(Data entries)

>>>>

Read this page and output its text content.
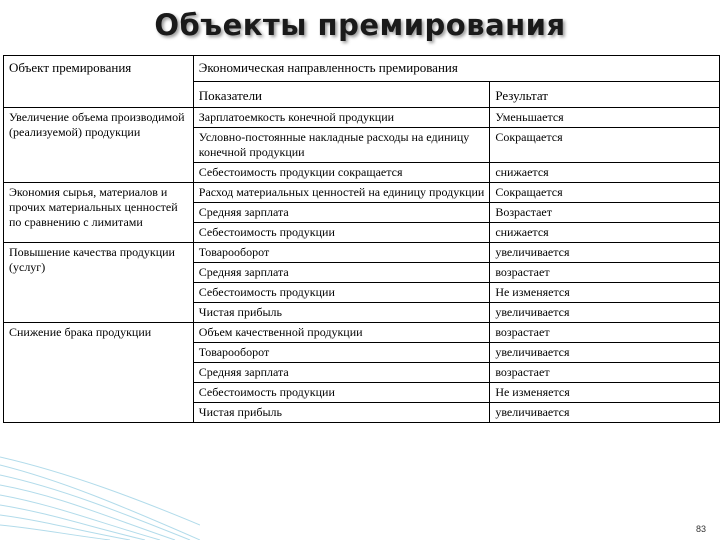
Объекты премирования
Объект премирования	Экономическая направленность премирования	
	Показатели	Результат
Увеличение объема производимой (реализуемой) продукции	Зарплатоемкость конечной продукции	Уменьшается
	Условно-постоянные накладные расходы на единицу конечной продукции	Сокращается
	Себестоимость продукции сокращается	снижается
Экономия сырья, материалов и прочих материальных ценностей по сравнению с лимитами	Расход материальных ценностей на единицу продукции	Сокращается
	Средняя зарплата	Возрастает
	Себестоимость продукции	снижается
Повышение качества продукции (услуг)	Товарооборот	увеличивается
	Средняя зарплата	возрастает
	Себестоимость продукции	Не изменяется
	Чистая прибыль	увеличивается
Снижение брака продукции	Объем качественной продукции	возрастает
	Товарооборот	увеличивается
	Средняя зарплата	возрастает
	Себестоимость продукции	Не изменяется
	Чистая прибыль	увеличивается
83
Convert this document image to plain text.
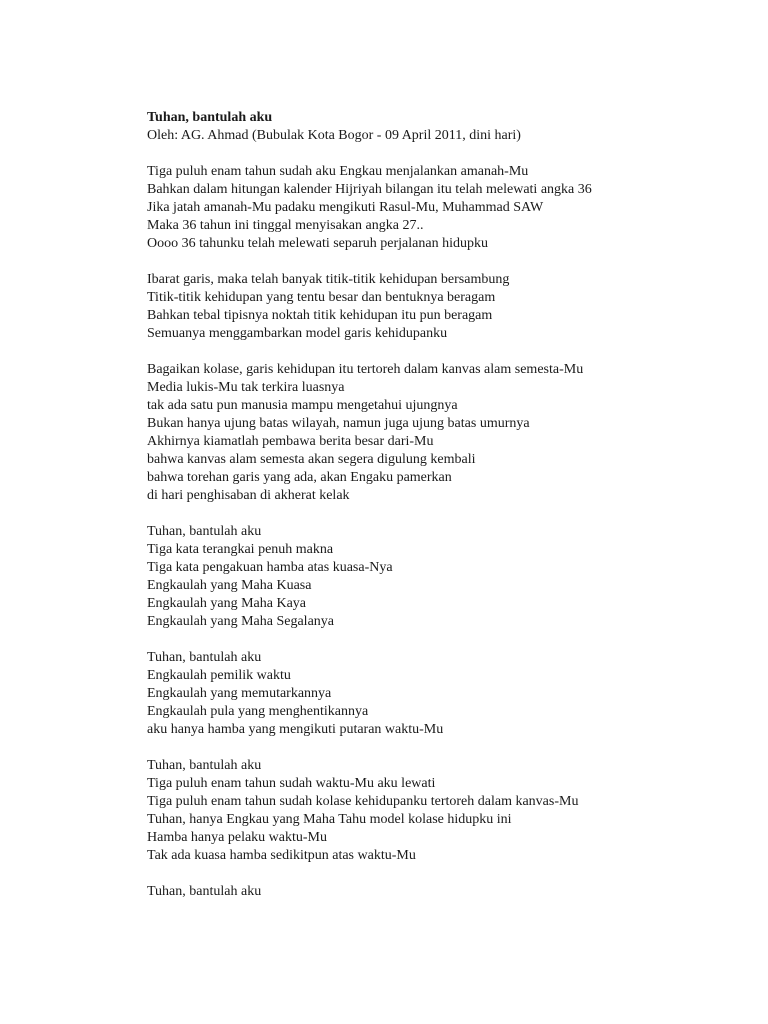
Tuhan, bantulah aku

Oleh: AG. Ahmad (Bubulak Kota Bogor - 09 April 2011, dini hari)

Tiga puluh enam tahun sudah aku Engkau menjalankan amanah-Mu
Bahkan dalam hitungan kalender Hijriyah bilangan itu telah melewati angka 36
Jika jatah amanah-Mu padaku mengikuti Rasul-Mu, Muhammad SAW
Maka 36 tahun ini tinggal menyisakan angka 27..
Oooo 36 tahunku telah melewati separuh perjalanan hidupku
Ibarat garis, maka telah banyak titik-titik kehidupan bersambung
Titik-titik kehidupan yang tentu besar dan bentuknya beragam
Bahkan tebal tipisnya noktah titik kehidupan itu pun beragam
Semuanya menggambarkan model garis kehidupanku
Bagaikan kolase, garis kehidupan itu tertoreh dalam kanvas alam semesta-Mu
Media lukis-Mu tak terkira luasnya
tak ada satu pun manusia mampu mengetahui ujungnya
Bukan hanya ujung batas wilayah, namun juga ujung batas umurnya
Akhirnya kiamatlah pembawa berita besar dari-Mu
bahwa kanvas alam semesta akan segera digulung kembali
bahwa torehan garis yang ada, akan Engaku pamerkan
di hari penghisaban di akherat kelak
Tuhan, bantulah aku
Tiga kata terangkai penuh makna
Tiga kata pengakuan hamba atas kuasa-Nya
Engkaulah yang Maha Kuasa
Engkaulah yang Maha Kaya
Engkaulah yang Maha Segalanya
Tuhan, bantulah aku
Engkaulah pemilik waktu
Engkaulah yang memutarkannya
Engkaulah pula yang menghentikannya
aku hanya hamba yang mengikuti putaran waktu-Mu
Tuhan, bantulah aku
Tiga puluh enam tahun sudah waktu-Mu aku lewati
Tiga puluh enam tahun sudah kolase kehidupanku tertoreh dalam kanvas-Mu
Tuhan, hanya Engkau yang Maha Tahu model kolase hidupku ini
Hamba hanya pelaku waktu-Mu
Tak ada kuasa hamba sedikitpun atas waktu-Mu
Tuhan, bantulah aku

<<<<

### SET TASK:
Copy out every line of the material above exactly, skipping the pictures.

### COMPLETED EXERCISE:
Read this page and output its text content.
Объекты премирования
Объект премирования	Экономическая направленность премирования	
	Показатели	Результат
Увеличение объема производимой (реализуемой) продукции	Зарплатоемкость конечной продукции	Уменьшается
	Условно-постоянные накладные расходы на единицу конечной продукции	Сокращается
	Себестоимость продукции сокращается	снижается
Экономия сырья, материалов и прочих материальных ценностей по сравнению с лимитами	Расход материальных ценностей на единицу продукции	Сокращается
	Средняя зарплата	Возрастает
	Себестоимость продукции	снижается
Повышение качества продукции (услуг)	Товарооборот	увеличивается
	Средняя зарплата	возрастает
	Себестоимость продукции	Не изменяется
	Чистая прибыль	увеличивается
Снижение брака продукции	Объем качественной продукции	возрастает
	Товарооборот	увеличивается
	Средняя зарплата	возрастает
	Себестоимость продукции	Не изменяется
	Чистая прибыль	увеличивается
83
Convert this document image to plain text.
Tuhan, bantulah aku

Oleh: AG. Ahmad (Bubulak Kota Bogor - 09 April 2011, dini hari)

Tiga puluh enam tahun sudah aku Engkau menjalankan amanah-Mu
Bahkan dalam hitungan kalender Hijriyah bilangan itu telah melewati angka 36
Jika jatah amanah-Mu padaku mengikuti Rasul-Mu, Muhammad SAW
Maka 36 tahun ini tinggal menyisakan angka 27..
Oooo 36 tahunku telah melewati separuh perjalanan hidupku
Ibarat garis, maka telah banyak titik-titik kehidupan bersambung
Titik-titik kehidupan yang tentu besar dan bentuknya beragam
Bahkan tebal tipisnya noktah titik kehidupan itu pun beragam
Semuanya menggambarkan model garis kehidupanku
Bagaikan kolase, garis kehidupan itu tertoreh dalam kanvas alam semesta-Mu
Media lukis-Mu tak terkira luasnya
tak ada satu pun manusia mampu mengetahui ujungnya
Bukan hanya ujung batas wilayah, namun juga ujung batas umurnya
Akhirnya kiamatlah pembawa berita besar dari-Mu
bahwa kanvas alam semesta akan segera digulung kembali
bahwa torehan garis yang ada, akan Engaku pamerkan
di hari penghisaban di akherat kelak
Tuhan, bantulah aku
Tiga kata terangkai penuh makna
Tiga kata pengakuan hamba atas kuasa-Nya
Engkaulah yang Maha Kuasa
Engkaulah yang Maha Kaya
Engkaulah yang Maha Segalanya
Tuhan, bantulah aku
Engkaulah pemilik waktu
Engkaulah yang memutarkannya
Engkaulah pula yang menghentikannya
aku hanya hamba yang mengikuti putaran waktu-Mu
Tuhan, bantulah aku
Tiga puluh enam tahun sudah waktu-Mu aku lewati
Tiga puluh enam tahun sudah kolase kehidupanku tertoreh dalam kanvas-Mu
Tuhan, hanya Engkau yang Maha Tahu model kolase hidupku ini
Hamba hanya pelaku waktu-Mu
Tak ada kuasa hamba sedikitpun atas waktu-Mu
Tuhan, bantulah aku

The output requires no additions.